§ **To be done**: State the number of lines where "如有其他答案" appears. Add nothing else.

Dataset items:
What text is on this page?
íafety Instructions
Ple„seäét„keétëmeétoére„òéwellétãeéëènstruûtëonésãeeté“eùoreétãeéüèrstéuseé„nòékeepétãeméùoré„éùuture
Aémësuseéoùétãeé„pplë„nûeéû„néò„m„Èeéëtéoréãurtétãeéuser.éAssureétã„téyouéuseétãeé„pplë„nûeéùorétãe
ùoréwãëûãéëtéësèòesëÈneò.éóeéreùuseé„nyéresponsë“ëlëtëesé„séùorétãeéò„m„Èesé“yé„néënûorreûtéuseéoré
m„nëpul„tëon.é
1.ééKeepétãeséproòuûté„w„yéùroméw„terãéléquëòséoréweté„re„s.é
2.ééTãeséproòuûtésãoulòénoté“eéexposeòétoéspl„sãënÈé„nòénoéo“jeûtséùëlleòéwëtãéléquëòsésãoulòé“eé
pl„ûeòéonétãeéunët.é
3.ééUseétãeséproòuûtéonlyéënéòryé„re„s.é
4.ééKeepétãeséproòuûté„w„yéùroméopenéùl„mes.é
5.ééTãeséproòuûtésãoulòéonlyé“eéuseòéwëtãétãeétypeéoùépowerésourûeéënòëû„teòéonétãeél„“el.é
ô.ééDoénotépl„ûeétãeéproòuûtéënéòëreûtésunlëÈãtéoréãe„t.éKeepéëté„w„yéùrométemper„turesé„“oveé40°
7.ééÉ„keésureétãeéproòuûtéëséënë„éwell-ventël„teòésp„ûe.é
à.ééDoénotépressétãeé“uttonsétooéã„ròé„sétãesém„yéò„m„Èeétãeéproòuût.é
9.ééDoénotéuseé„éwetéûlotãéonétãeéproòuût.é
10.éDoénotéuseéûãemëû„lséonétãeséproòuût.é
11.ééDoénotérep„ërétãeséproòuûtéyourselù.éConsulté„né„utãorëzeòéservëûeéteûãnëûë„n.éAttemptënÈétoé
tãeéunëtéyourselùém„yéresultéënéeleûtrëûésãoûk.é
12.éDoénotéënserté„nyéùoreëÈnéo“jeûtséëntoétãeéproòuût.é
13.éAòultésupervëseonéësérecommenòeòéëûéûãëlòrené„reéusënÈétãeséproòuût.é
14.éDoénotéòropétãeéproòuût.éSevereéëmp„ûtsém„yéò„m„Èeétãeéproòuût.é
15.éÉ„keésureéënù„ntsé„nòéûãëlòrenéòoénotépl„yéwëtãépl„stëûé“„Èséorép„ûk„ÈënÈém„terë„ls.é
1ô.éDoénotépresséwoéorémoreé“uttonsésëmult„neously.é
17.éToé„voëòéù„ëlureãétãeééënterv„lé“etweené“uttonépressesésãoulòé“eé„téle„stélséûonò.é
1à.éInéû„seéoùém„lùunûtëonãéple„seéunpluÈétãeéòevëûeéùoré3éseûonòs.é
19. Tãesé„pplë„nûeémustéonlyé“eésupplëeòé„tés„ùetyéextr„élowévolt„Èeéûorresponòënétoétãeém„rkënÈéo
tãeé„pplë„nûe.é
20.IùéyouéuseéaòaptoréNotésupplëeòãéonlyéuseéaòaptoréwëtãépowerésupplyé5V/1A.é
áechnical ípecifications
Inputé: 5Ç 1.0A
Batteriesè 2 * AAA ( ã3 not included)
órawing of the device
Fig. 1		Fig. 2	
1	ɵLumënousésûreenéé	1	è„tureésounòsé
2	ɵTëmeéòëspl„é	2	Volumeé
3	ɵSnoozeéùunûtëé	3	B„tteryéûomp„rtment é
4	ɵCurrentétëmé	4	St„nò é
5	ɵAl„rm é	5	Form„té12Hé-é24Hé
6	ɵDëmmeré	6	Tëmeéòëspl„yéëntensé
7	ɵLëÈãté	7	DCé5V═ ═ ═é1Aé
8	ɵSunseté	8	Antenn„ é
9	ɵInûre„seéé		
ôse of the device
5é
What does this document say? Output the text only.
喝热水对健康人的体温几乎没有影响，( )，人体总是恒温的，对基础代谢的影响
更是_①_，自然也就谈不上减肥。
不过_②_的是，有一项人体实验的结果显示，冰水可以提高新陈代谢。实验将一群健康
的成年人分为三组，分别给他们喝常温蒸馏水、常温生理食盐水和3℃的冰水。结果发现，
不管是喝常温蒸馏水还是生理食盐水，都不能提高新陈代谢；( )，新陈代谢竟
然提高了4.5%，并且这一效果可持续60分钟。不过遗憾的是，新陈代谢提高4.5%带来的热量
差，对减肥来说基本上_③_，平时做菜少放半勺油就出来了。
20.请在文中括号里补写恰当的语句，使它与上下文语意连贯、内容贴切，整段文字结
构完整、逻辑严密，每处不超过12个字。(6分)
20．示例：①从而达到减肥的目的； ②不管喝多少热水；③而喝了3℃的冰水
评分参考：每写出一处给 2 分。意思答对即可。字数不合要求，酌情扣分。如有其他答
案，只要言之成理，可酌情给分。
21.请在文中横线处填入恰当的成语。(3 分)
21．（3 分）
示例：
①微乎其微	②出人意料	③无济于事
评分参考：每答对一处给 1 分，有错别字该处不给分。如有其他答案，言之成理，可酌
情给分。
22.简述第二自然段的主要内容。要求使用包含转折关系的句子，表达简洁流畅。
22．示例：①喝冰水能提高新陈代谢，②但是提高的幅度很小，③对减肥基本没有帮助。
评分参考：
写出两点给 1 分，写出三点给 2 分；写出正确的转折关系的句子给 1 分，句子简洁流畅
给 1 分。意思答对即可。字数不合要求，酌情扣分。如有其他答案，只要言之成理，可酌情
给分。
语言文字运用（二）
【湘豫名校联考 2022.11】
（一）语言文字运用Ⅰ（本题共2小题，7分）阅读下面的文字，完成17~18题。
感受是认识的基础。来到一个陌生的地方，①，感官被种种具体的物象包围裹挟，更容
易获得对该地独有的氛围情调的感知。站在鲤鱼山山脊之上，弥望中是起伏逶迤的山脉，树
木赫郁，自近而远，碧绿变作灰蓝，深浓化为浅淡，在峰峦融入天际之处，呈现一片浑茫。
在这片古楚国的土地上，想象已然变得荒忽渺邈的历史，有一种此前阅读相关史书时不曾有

§ **Full output**: 2